◆ **Aim of the task**
Quote all of the data exactly as given. Skip every picture it contains.

◆ **Task data**
────────

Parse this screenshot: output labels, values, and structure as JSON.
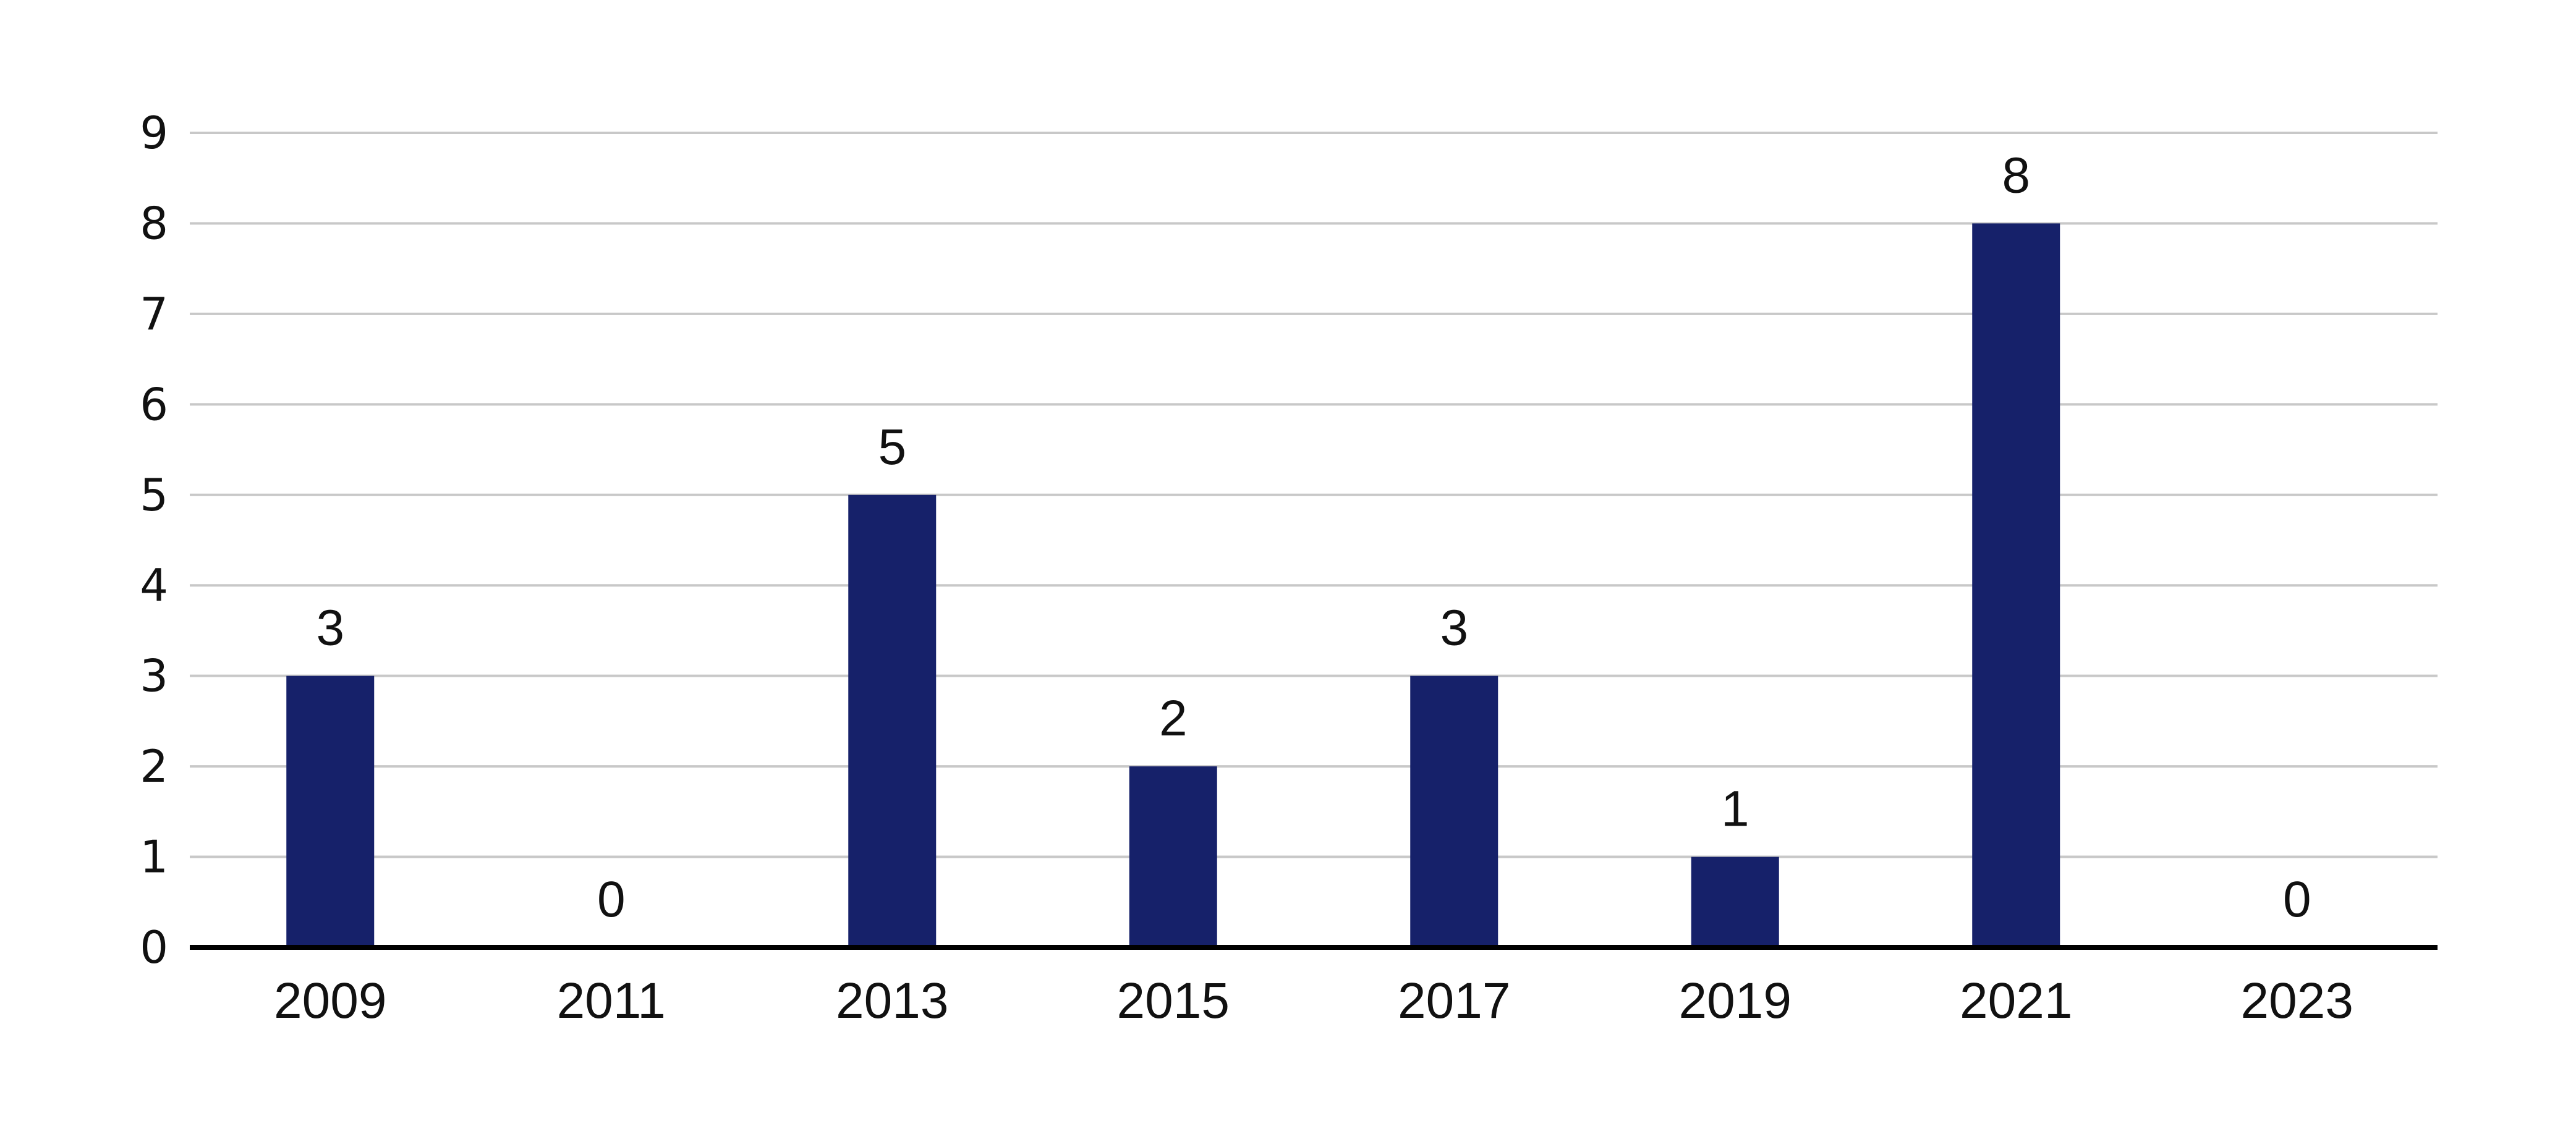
{
  "chart_data": {
    "type": "bar",
    "title": "",
    "xlabel": "",
    "ylabel": "",
    "categories": [
      "2009",
      "2011",
      "2013",
      "2015",
      "2017",
      "2019",
      "2021",
      "2023"
    ],
    "values": [
      3,
      0,
      5,
      2,
      3,
      1,
      8,
      0
    ],
    "data_labels": [
      "3",
      "0",
      "5",
      "2",
      "3",
      "1",
      "8",
      "0"
    ],
    "ylim": [
      0,
      9
    ],
    "yticks": [
      "0",
      "1",
      "2",
      "3",
      "4",
      "5",
      "6",
      "7",
      "8",
      "9"
    ],
    "grid": true,
    "legend": "none",
    "colors": {
      "bar": "#16216a",
      "grid": "#c8c8c8",
      "axis": "#000000",
      "text": "#111111"
    }
  }
}
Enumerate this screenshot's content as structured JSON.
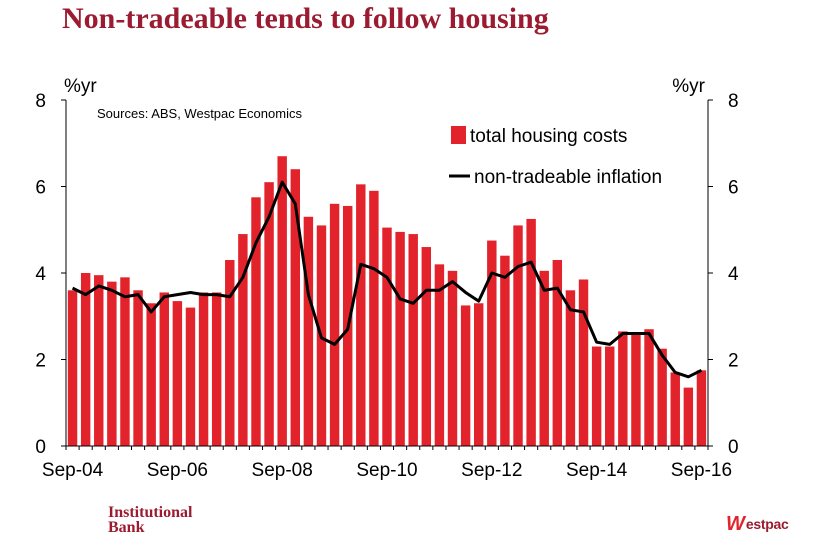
{
  "title": "Non-tradeable tends to follow housing",
  "footer": {
    "institutional_logo_line1": "Institutional",
    "institutional_logo_line2": "Bank",
    "westpac_mark": "W",
    "westpac_text": "estpac"
  },
  "colors": {
    "bar": "#e3232b",
    "line": "#000000",
    "title": "#9b1b30"
  },
  "chart_data": {
    "type": "bar",
    "title": "Non-tradeable tends to follow housing",
    "source": "Sources: ABS, Westpac Economics",
    "left_unit": "%yr",
    "right_unit": "%yr",
    "ylim": [
      0,
      8
    ],
    "yticks": [
      0,
      2,
      4,
      6,
      8
    ],
    "xtick_labels": [
      "Sep-04",
      "Sep-06",
      "Sep-08",
      "Sep-10",
      "Sep-12",
      "Sep-14",
      "Sep-16"
    ],
    "legend_position": "top-right",
    "grid": false,
    "categories": [
      "Sep-04",
      "Dec-04",
      "Mar-05",
      "Jun-05",
      "Sep-05",
      "Dec-05",
      "Mar-06",
      "Jun-06",
      "Sep-06",
      "Dec-06",
      "Mar-07",
      "Jun-07",
      "Sep-07",
      "Dec-07",
      "Mar-08",
      "Jun-08",
      "Sep-08",
      "Dec-08",
      "Mar-09",
      "Jun-09",
      "Sep-09",
      "Dec-09",
      "Mar-10",
      "Jun-10",
      "Sep-10",
      "Dec-10",
      "Mar-11",
      "Jun-11",
      "Sep-11",
      "Dec-11",
      "Mar-12",
      "Jun-12",
      "Sep-12",
      "Dec-12",
      "Mar-13",
      "Jun-13",
      "Sep-13",
      "Dec-13",
      "Mar-14",
      "Jun-14",
      "Sep-14",
      "Dec-14",
      "Mar-15",
      "Jun-15",
      "Sep-15",
      "Dec-15",
      "Mar-16",
      "Jun-16",
      "Sep-16"
    ],
    "series": [
      {
        "name": "total housing costs",
        "type": "bar",
        "values": [
          3.6,
          4.0,
          3.95,
          3.8,
          3.9,
          3.6,
          3.3,
          3.55,
          3.35,
          3.2,
          3.55,
          3.55,
          4.3,
          4.9,
          5.75,
          6.1,
          6.7,
          6.4,
          5.3,
          5.1,
          5.6,
          5.55,
          6.05,
          5.9,
          5.05,
          4.95,
          4.9,
          4.6,
          4.2,
          4.05,
          3.25,
          3.3,
          4.75,
          4.4,
          5.1,
          5.25,
          4.05,
          4.3,
          3.6,
          3.85,
          2.3,
          2.3,
          2.65,
          2.6,
          2.7,
          2.25,
          1.7,
          1.35,
          1.75
        ]
      },
      {
        "name": "non-tradeable inflation",
        "type": "line",
        "values": [
          3.65,
          3.5,
          3.7,
          3.6,
          3.45,
          3.5,
          3.1,
          3.45,
          3.5,
          3.55,
          3.5,
          3.5,
          3.45,
          3.9,
          4.7,
          5.3,
          6.1,
          5.6,
          3.5,
          2.5,
          2.35,
          2.7,
          4.2,
          4.1,
          3.9,
          3.4,
          3.3,
          3.6,
          3.6,
          3.8,
          3.55,
          3.35,
          4.0,
          3.9,
          4.15,
          4.25,
          3.6,
          3.65,
          3.15,
          3.1,
          2.4,
          2.35,
          2.6,
          2.6,
          2.6,
          2.1,
          1.7,
          1.6,
          1.75
        ]
      }
    ]
  }
}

────────

◆ **Exercise result**
Parse this screenshot: output labels, values, and structure as JSON.
{
  "chart_data": {
    "type": "bar",
    "title": "",
    "xlabel": "",
    "ylabel": "",
    "categories": [
      "2009",
      "2011",
      "2013",
      "2015",
      "2017",
      "2019",
      "2021",
      "2023"
    ],
    "values": [
      3,
      0,
      5,
      2,
      3,
      1,
      8,
      0
    ],
    "data_labels": [
      "3",
      "0",
      "5",
      "2",
      "3",
      "1",
      "8",
      "0"
    ],
    "ylim": [
      0,
      9
    ],
    "yticks": [
      "0",
      "1",
      "2",
      "3",
      "4",
      "5",
      "6",
      "7",
      "8",
      "9"
    ],
    "grid": true,
    "legend": "none",
    "colors": {
      "bar": "#16216a",
      "grid": "#c8c8c8",
      "axis": "#000000",
      "text": "#111111"
    }
  }
}
Enumerate this screenshot's content as structured JSON.
{
  "title": "Non-tradeable tends to follow housing",
  "footer": {
    "institutional_logo_line1": "Institutional",
    "institutional_logo_line2": "Bank",
    "westpac_mark": "W",
    "westpac_text": "estpac"
  },
  "colors": {
    "bar": "#e3232b",
    "line": "#000000",
    "title": "#9b1b30"
  },
  "chart_data": {
    "type": "bar",
    "title": "Non-tradeable tends to follow housing",
    "source": "Sources: ABS, Westpac Economics",
    "left_unit": "%yr",
    "right_unit": "%yr",
    "ylim": [
      0,
      8
    ],
    "yticks": [
      0,
      2,
      4,
      6,
      8
    ],
    "xtick_labels": [
      "Sep-04",
      "Sep-06",
      "Sep-08",
      "Sep-10",
      "Sep-12",
      "Sep-14",
      "Sep-16"
    ],
    "legend_position": "top-right",
    "grid": false,
    "categories": [
      "Sep-04",
      "Dec-04",
      "Mar-05",
      "Jun-05",
      "Sep-05",
      "Dec-05",
      "Mar-06",
      "Jun-06",
      "Sep-06",
      "Dec-06",
      "Mar-07",
      "Jun-07",
      "Sep-07",
      "Dec-07",
      "Mar-08",
      "Jun-08",
      "Sep-08",
      "Dec-08",
      "Mar-09",
      "Jun-09",
      "Sep-09",
      "Dec-09",
      "Mar-10",
      "Jun-10",
      "Sep-10",
      "Dec-10",
      "Mar-11",
      "Jun-11",
      "Sep-11",
      "Dec-11",
      "Mar-12",
      "Jun-12",
      "Sep-12",
      "Dec-12",
      "Mar-13",
      "Jun-13",
      "Sep-13",
      "Dec-13",
      "Mar-14",
      "Jun-14",
      "Sep-14",
      "Dec-14",
      "Mar-15",
      "Jun-15",
      "Sep-15",
      "Dec-15",
      "Mar-16",
      "Jun-16",
      "Sep-16"
    ],
    "series": [
      {
        "name": "total housing costs",
        "type": "bar",
        "values": [
          3.6,
          4.0,
          3.95,
          3.8,
          3.9,
          3.6,
          3.3,
          3.55,
          3.35,
          3.2,
          3.55,
          3.55,
          4.3,
          4.9,
          5.75,
          6.1,
          6.7,
          6.4,
          5.3,
          5.1,
          5.6,
          5.55,
          6.05,
          5.9,
          5.05,
          4.95,
          4.9,
          4.6,
          4.2,
          4.05,
          3.25,
          3.3,
          4.75,
          4.4,
          5.1,
          5.25,
          4.05,
          4.3,
          3.6,
          3.85,
          2.3,
          2.3,
          2.65,
          2.6,
          2.7,
          2.25,
          1.7,
          1.35,
          1.75
        ]
      },
      {
        "name": "non-tradeable inflation",
        "type": "line",
        "values": [
          3.65,
          3.5,
          3.7,
          3.6,
          3.45,
          3.5,
          3.1,
          3.45,
          3.5,
          3.55,
          3.5,
          3.5,
          3.45,
          3.9,
          4.7,
          5.3,
          6.1,
          5.6,
          3.5,
          2.5,
          2.35,
          2.7,
          4.2,
          4.1,
          3.9,
          3.4,
          3.3,
          3.6,
          3.6,
          3.8,
          3.55,
          3.35,
          4.0,
          3.9,
          4.15,
          4.25,
          3.6,
          3.65,
          3.15,
          3.1,
          2.4,
          2.35,
          2.6,
          2.6,
          2.6,
          2.1,
          1.7,
          1.6,
          1.75
        ]
      }
    ]
  }
}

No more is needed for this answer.